═══ SUPPLIED INFORMATION

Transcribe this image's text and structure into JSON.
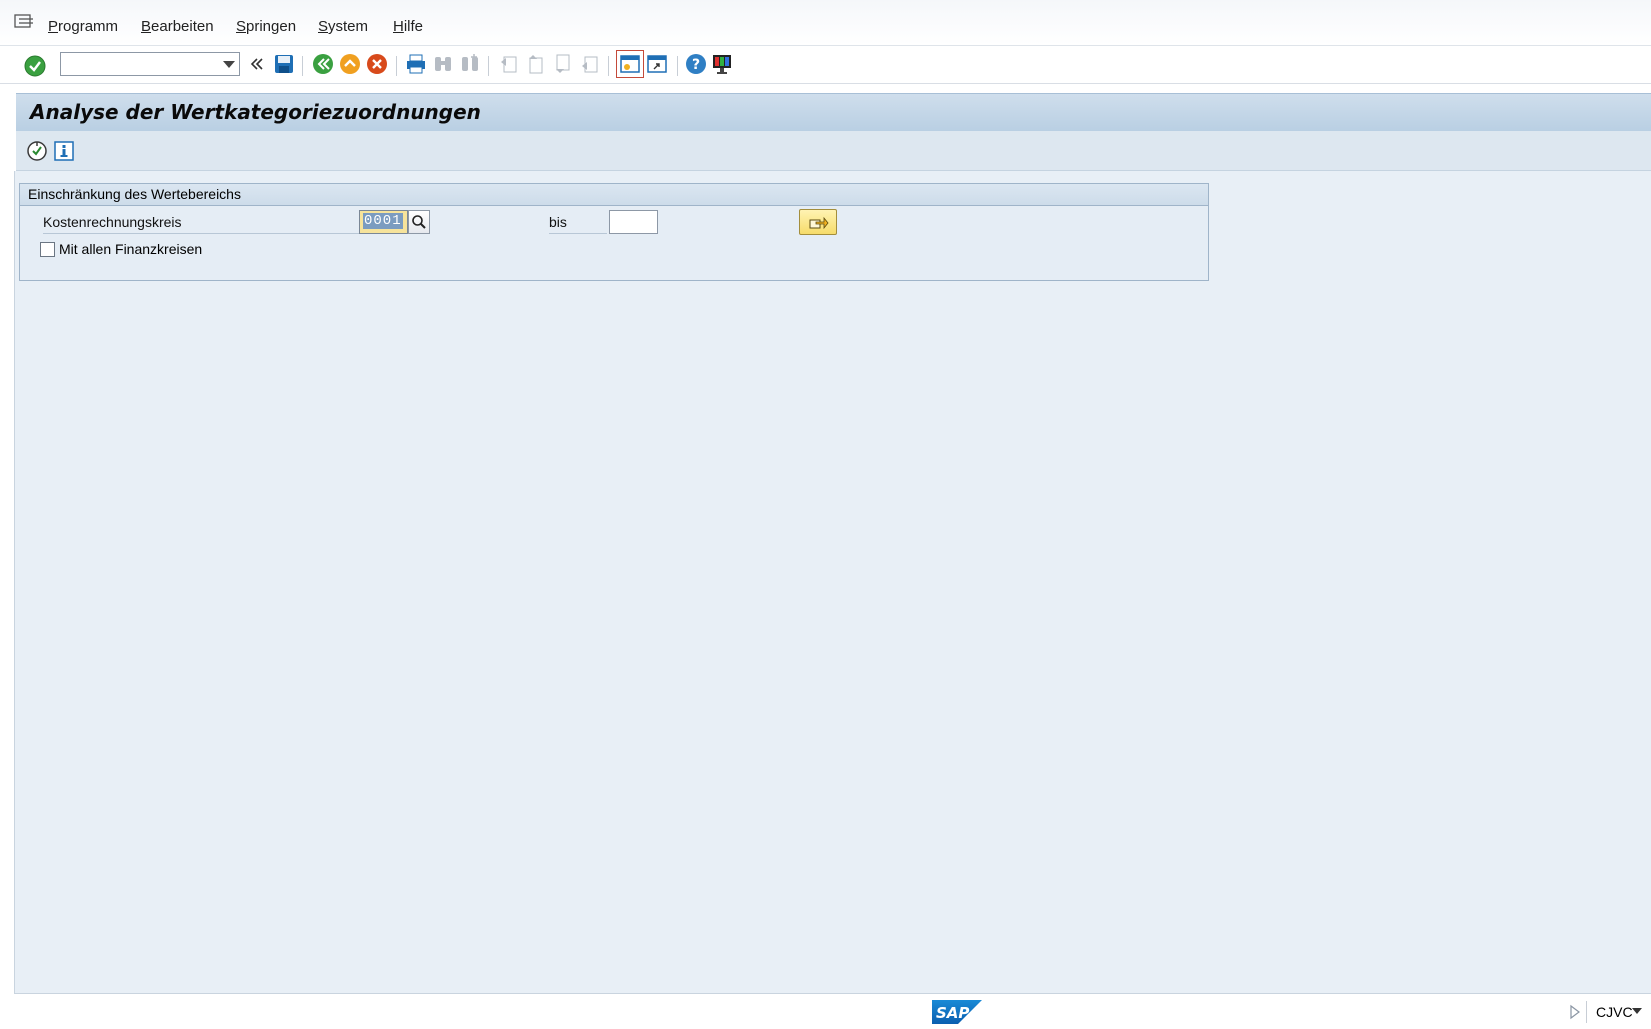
{
  "menu": {
    "items": [
      {
        "mnemonic": "P",
        "rest": "rogramm"
      },
      {
        "mnemonic": "B",
        "rest": "earbeiten"
      },
      {
        "mnemonic": "S",
        "rest": "pringen"
      },
      {
        "mnemonic": "S",
        "rest": "ystem"
      },
      {
        "mnemonic": "H",
        "rest": "ilfe"
      }
    ]
  },
  "toolbar": {
    "command_value": "",
    "icons": [
      "enter-check-icon",
      "history-back-icon",
      "save-icon",
      "back-icon",
      "exit-icon",
      "cancel-icon",
      "print-icon",
      "find-icon",
      "find-next-icon",
      "first-page-icon",
      "previous-page-icon",
      "next-page-icon",
      "last-page-icon",
      "new-session-icon",
      "create-shortcut-icon",
      "help-icon",
      "customize-layout-icon"
    ]
  },
  "title": "Analyse der Wertkategoriezuordnungen",
  "app_toolbar": {
    "icons": [
      "execute-icon",
      "info-icon"
    ]
  },
  "selection": {
    "group_title": "Einschränkung des Wertebereichs",
    "field_label": "Kostenrechnungskreis",
    "from_value": "0001",
    "to_label": "bis",
    "to_value": "",
    "checkbox_label": "Mit allen Finanzkreisen",
    "checkbox_checked": false
  },
  "status": {
    "logo_text": "SAP",
    "system": "CJVC"
  },
  "colors": {
    "accent_blue": "#1f6fb5",
    "enter_green": "#3aa040",
    "exit_orange": "#f0a020",
    "cancel_red": "#d84a1b"
  }
}
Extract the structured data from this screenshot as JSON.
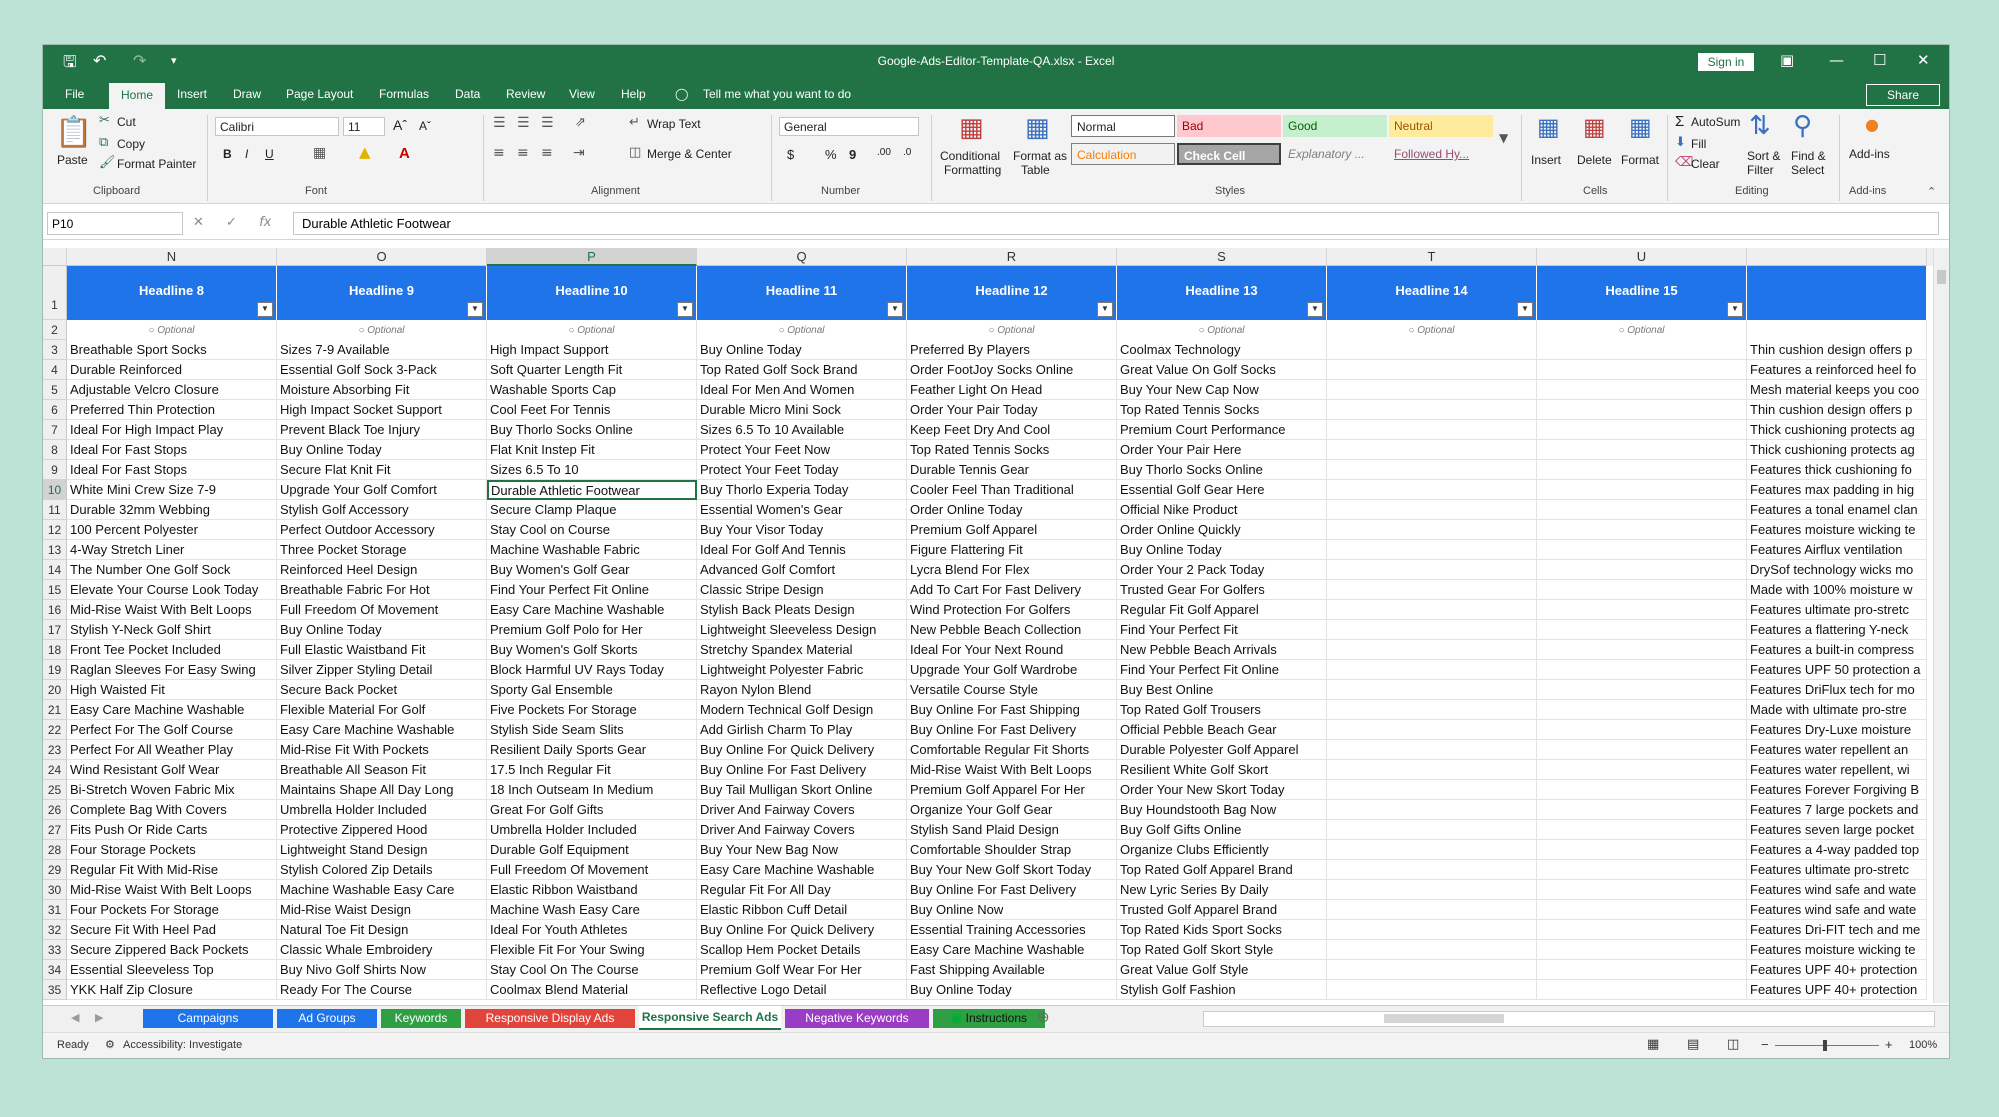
{
  "window": {
    "title": "Google-Ads-Editor-Template-QA.xlsx - Excel",
    "sign_in": "Sign in",
    "share": "Share"
  },
  "menu": [
    "File",
    "Home",
    "Insert",
    "Draw",
    "Page Layout",
    "Formulas",
    "Data",
    "Review",
    "View",
    "Help"
  ],
  "tell_me": "Tell me what you want to do",
  "ribbon": {
    "clipboard": {
      "paste": "Paste",
      "cut": "Cut",
      "copy": "Copy",
      "format_painter": "Format Painter",
      "group": "Clipboard"
    },
    "font": {
      "name": "Calibri",
      "size": "11",
      "group": "Font"
    },
    "alignment": {
      "wrap": "Wrap Text",
      "merge": "Merge & Center",
      "group": "Alignment"
    },
    "number": {
      "format": "General",
      "group": "Number"
    },
    "styles": {
      "conditional": "Conditional",
      "conditional2": "Formatting",
      "format_as": "Format as",
      "format_as2": "Table",
      "normal": "Normal",
      "bad": "Bad",
      "good": "Good",
      "neutral": "Neutral",
      "calculation": "Calculation",
      "check_cell": "Check Cell",
      "explanatory": "Explanatory ...",
      "followed": "Followed Hy...",
      "group": "Styles"
    },
    "cells": {
      "insert": "Insert",
      "delete": "Delete",
      "format": "Format",
      "group": "Cells"
    },
    "editing": {
      "autosum": "AutoSum",
      "fill": "Fill",
      "clear": "Clear",
      "sort": "Sort &",
      "sort2": "Filter",
      "find": "Find &",
      "find2": "Select",
      "group": "Editing"
    },
    "addins": {
      "label": "Add-ins",
      "group": "Add-ins"
    }
  },
  "formula_bar": {
    "name_box": "P10",
    "value": "Durable Athletic Footwear"
  },
  "columns": [
    "N",
    "O",
    "P",
    "Q",
    "R",
    "S",
    "T",
    "U",
    ""
  ],
  "selected_column": "P",
  "headers": [
    "Headline 8",
    "Headline 9",
    "Headline 10",
    "Headline 11",
    "Headline 12",
    "Headline 13",
    "Headline 14",
    "Headline 15",
    ""
  ],
  "optional_label": "Optional",
  "rows": [
    {
      "n": "3",
      "c": [
        "Breathable Sport Socks",
        "Sizes 7-9 Available",
        "High Impact Support",
        "Buy Online Today",
        "Preferred By Players",
        "Coolmax Technology",
        "",
        "",
        "Thin cushion design offers p"
      ]
    },
    {
      "n": "4",
      "c": [
        "Durable Reinforced",
        "Essential Golf Sock 3-Pack",
        "Soft Quarter Length Fit",
        "Top Rated Golf Sock Brand",
        "Order FootJoy Socks Online",
        "Great Value On Golf Socks",
        "",
        "",
        "Features a reinforced heel fo"
      ]
    },
    {
      "n": "5",
      "c": [
        "Adjustable Velcro Closure",
        "Moisture Absorbing Fit",
        "Washable Sports Cap",
        "Ideal For Men And Women",
        "Feather Light On Head",
        "Buy Your New Cap Now",
        "",
        "",
        "Mesh material keeps you coo"
      ]
    },
    {
      "n": "6",
      "c": [
        "Preferred Thin Protection",
        "High Impact Socket Support",
        "Cool Feet For Tennis",
        "Durable Micro Mini Sock",
        "Order Your Pair Today",
        "Top Rated Tennis Socks",
        "",
        "",
        "Thin cushion design offers p"
      ]
    },
    {
      "n": "7",
      "c": [
        "Ideal For High Impact Play",
        "Prevent Black Toe Injury",
        "Buy Thorlo Socks Online",
        "Sizes 6.5 To 10 Available",
        "Keep Feet Dry And Cool",
        "Premium Court Performance",
        "",
        "",
        "Thick cushioning protects ag"
      ]
    },
    {
      "n": "8",
      "c": [
        "Ideal For Fast Stops",
        "Buy Online Today",
        "Flat Knit Instep Fit",
        "Protect Your Feet Now",
        "Top Rated Tennis Socks",
        "Order Your Pair Here",
        "",
        "",
        "Thick cushioning protects ag"
      ]
    },
    {
      "n": "9",
      "c": [
        "Ideal For Fast Stops",
        "Secure Flat Knit Fit",
        "Sizes 6.5 To 10",
        "Protect Your Feet Today",
        "Durable Tennis Gear",
        "Buy Thorlo Socks Online",
        "",
        "",
        "Features thick cushioning fo"
      ]
    },
    {
      "n": "10",
      "c": [
        "White Mini Crew Size 7-9",
        "Upgrade Your Golf Comfort",
        "Durable Athletic Footwear",
        "Buy Thorlo Experia Today",
        "Cooler Feel Than Traditional",
        "Essential Golf Gear Here",
        "",
        "",
        "Features max padding in hig"
      ]
    },
    {
      "n": "11",
      "c": [
        "Durable 32mm Webbing",
        "Stylish Golf Accessory",
        "Secure Clamp Plaque",
        "Essential Women's Gear",
        "Order Online Today",
        "Official Nike Product",
        "",
        "",
        "Features a tonal enamel clan"
      ]
    },
    {
      "n": "12",
      "c": [
        "100 Percent Polyester",
        "Perfect Outdoor Accessory",
        "Stay Cool on Course",
        "Buy Your Visor Today",
        "Premium Golf Apparel",
        "Order Online Quickly",
        "",
        "",
        "Features moisture wicking te"
      ]
    },
    {
      "n": "13",
      "c": [
        "4-Way Stretch Liner",
        "Three Pocket Storage",
        "Machine Washable Fabric",
        "Ideal For Golf And Tennis",
        "Figure Flattering Fit",
        "Buy Online Today",
        "",
        "",
        "Features Airflux ventilation"
      ]
    },
    {
      "n": "14",
      "c": [
        "The Number One Golf Sock",
        "Reinforced Heel Design",
        "Buy Women's Golf Gear",
        "Advanced Golf Comfort",
        "Lycra Blend For Flex",
        "Order Your 2 Pack Today",
        "",
        "",
        "DrySof technology wicks mo"
      ]
    },
    {
      "n": "15",
      "c": [
        "Elevate Your Course Look Today",
        "Breathable Fabric For Hot",
        "Find Your Perfect Fit Online",
        "Classic Stripe Design",
        "Add To Cart For Fast Delivery",
        "Trusted Gear For Golfers",
        "",
        "",
        "Made with 100% moisture w"
      ]
    },
    {
      "n": "16",
      "c": [
        "Mid-Rise Waist With Belt Loops",
        "Full Freedom Of Movement",
        "Easy Care Machine Washable",
        "Stylish Back Pleats Design",
        "Wind Protection For Golfers",
        "Regular Fit Golf Apparel",
        "",
        "",
        "Features ultimate pro-stretc"
      ]
    },
    {
      "n": "17",
      "c": [
        "Stylish Y-Neck Golf Shirt",
        "Buy Online Today",
        "Premium Golf Polo for Her",
        "Lightweight Sleeveless Design",
        "New Pebble Beach Collection",
        "Find Your Perfect Fit",
        "",
        "",
        "Features a flattering Y-neck"
      ]
    },
    {
      "n": "18",
      "c": [
        "Front Tee Pocket Included",
        "Full Elastic Waistband Fit",
        "Buy Women's Golf Skorts",
        "Stretchy Spandex Material",
        "Ideal For Your Next Round",
        "New Pebble Beach Arrivals",
        "",
        "",
        "Features a built-in compress"
      ]
    },
    {
      "n": "19",
      "c": [
        "Raglan Sleeves For Easy Swing",
        "Silver Zipper Styling Detail",
        "Block Harmful UV Rays Today",
        "Lightweight Polyester Fabric",
        "Upgrade Your Golf Wardrobe",
        "Find Your Perfect Fit Online",
        "",
        "",
        "Features UPF 50 protection a"
      ]
    },
    {
      "n": "20",
      "c": [
        "High Waisted Fit",
        "Secure Back Pocket",
        "Sporty Gal Ensemble",
        "Rayon Nylon Blend",
        "Versatile Course Style",
        "Buy Best Online",
        "",
        "",
        "Features DriFlux tech for mo"
      ]
    },
    {
      "n": "21",
      "c": [
        "Easy Care Machine Washable",
        "Flexible Material For Golf",
        "Five Pockets For Storage",
        "Modern Technical Golf Design",
        "Buy Online For Fast Shipping",
        "Top Rated Golf Trousers",
        "",
        "",
        "Made with ultimate pro-stre"
      ]
    },
    {
      "n": "22",
      "c": [
        "Perfect For The Golf Course",
        "Easy Care Machine Washable",
        "Stylish Side Seam Slits",
        "Add Girlish Charm To Play",
        "Buy Online For Fast Delivery",
        "Official Pebble Beach Gear",
        "",
        "",
        "Features Dry-Luxe moisture"
      ]
    },
    {
      "n": "23",
      "c": [
        "Perfect For All Weather Play",
        "Mid-Rise Fit With Pockets",
        "Resilient Daily Sports Gear",
        "Buy Online For Quick Delivery",
        "Comfortable Regular Fit Shorts",
        "Durable Polyester Golf Apparel",
        "",
        "",
        "Features water repellent an"
      ]
    },
    {
      "n": "24",
      "c": [
        "Wind Resistant Golf Wear",
        "Breathable All Season Fit",
        "17.5 Inch Regular Fit",
        "Buy Online For Fast Delivery",
        "Mid-Rise Waist With Belt Loops",
        "Resilient White Golf Skort",
        "",
        "",
        "Features water repellent, wi"
      ]
    },
    {
      "n": "25",
      "c": [
        "Bi-Stretch Woven Fabric Mix",
        "Maintains Shape All Day Long",
        "18 Inch Outseam In Medium",
        "Buy Tail Mulligan Skort Online",
        "Premium Golf Apparel For Her",
        "Order Your New Skort Today",
        "",
        "",
        "Features Forever Forgiving B"
      ]
    },
    {
      "n": "26",
      "c": [
        "Complete Bag With Covers",
        "Umbrella Holder Included",
        "Great For Golf Gifts",
        "Driver And Fairway Covers",
        "Organize Your Golf Gear",
        "Buy Houndstooth Bag Now",
        "",
        "",
        "Features 7 large pockets and"
      ]
    },
    {
      "n": "27",
      "c": [
        "Fits Push Or Ride Carts",
        "Protective Zippered Hood",
        "Umbrella Holder Included",
        "Driver And Fairway Covers",
        "Stylish Sand Plaid Design",
        "Buy Golf Gifts Online",
        "",
        "",
        "Features seven large pocket"
      ]
    },
    {
      "n": "28",
      "c": [
        "Four Storage Pockets",
        "Lightweight Stand Design",
        "Durable Golf Equipment",
        "Buy Your New Bag Now",
        "Comfortable Shoulder Strap",
        "Organize Clubs Efficiently",
        "",
        "",
        "Features a 4-way padded top"
      ]
    },
    {
      "n": "29",
      "c": [
        "Regular Fit With Mid-Rise",
        "Stylish Colored Zip Details",
        "Full Freedom Of Movement",
        "Easy Care Machine Washable",
        "Buy Your New Golf Skort Today",
        "Top Rated Golf Apparel Brand",
        "",
        "",
        "Features ultimate pro-stretc"
      ]
    },
    {
      "n": "30",
      "c": [
        "Mid-Rise Waist With Belt Loops",
        "Machine Washable Easy Care",
        "Elastic Ribbon Waistband",
        "Regular Fit For All Day",
        "Buy Online For Fast Delivery",
        "New Lyric Series By Daily",
        "",
        "",
        "Features wind safe and wate"
      ]
    },
    {
      "n": "31",
      "c": [
        "Four Pockets For Storage",
        "Mid-Rise Waist Design",
        "Machine Wash Easy Care",
        "Elastic Ribbon Cuff Detail",
        "Buy Online Now",
        "Trusted Golf Apparel Brand",
        "",
        "",
        "Features wind safe and wate"
      ]
    },
    {
      "n": "32",
      "c": [
        "Secure Fit With Heel Pad",
        "Natural Toe Fit Design",
        "Ideal For Youth Athletes",
        "Buy Online For Quick Delivery",
        "Essential Training Accessories",
        "Top Rated Kids Sport Socks",
        "",
        "",
        "Features Dri-FIT tech and me"
      ]
    },
    {
      "n": "33",
      "c": [
        "Secure Zippered Back Pockets",
        "Classic Whale Embroidery",
        "Flexible Fit For Your Swing",
        "Scallop Hem Pocket Details",
        "Easy Care Machine Washable",
        "Top Rated Golf Skort Style",
        "",
        "",
        "Features moisture wicking te"
      ]
    },
    {
      "n": "34",
      "c": [
        "Essential Sleeveless Top",
        "Buy Nivo Golf Shirts Now",
        "Stay Cool On The Course",
        "Premium Golf Wear For Her",
        "Fast Shipping Available",
        "Great Value Golf Style",
        "",
        "",
        "Features UPF 40+ protection"
      ]
    },
    {
      "n": "35",
      "c": [
        "YKK Half Zip Closure",
        "Ready For The Course",
        "Coolmax Blend Material",
        "Reflective Logo Detail",
        "Buy Online Today",
        "Stylish Golf Fashion",
        "",
        "",
        "Features UPF 40+ protection"
      ]
    }
  ],
  "sheet_tabs": [
    {
      "label": "Campaigns",
      "color": "#1e74e8"
    },
    {
      "label": "Ad Groups",
      "color": "#1e74e8"
    },
    {
      "label": "Keywords",
      "color": "#2ea043"
    },
    {
      "label": "Responsive Display Ads",
      "color": "#e0443a"
    },
    {
      "label": "Responsive Search Ads",
      "color": "#fff",
      "active": true
    },
    {
      "label": "Negative Keywords",
      "color": "#9b3dc4"
    },
    {
      "label": "Instructions",
      "color": "#2ea043"
    }
  ],
  "status": {
    "ready": "Ready",
    "accessibility": "Accessibility: Investigate",
    "zoom": "100%"
  }
}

══════

## THE REQUEST
Where a line holds "Premium", copy that line.

## COMPLETE RESPONSE
        "Premium Court Performance",
        "Premium Golf Apparel",
        "Premium Golf Polo for Her",
        "Premium Golf Apparel For Her",
        "Premium Golf Wear For Her",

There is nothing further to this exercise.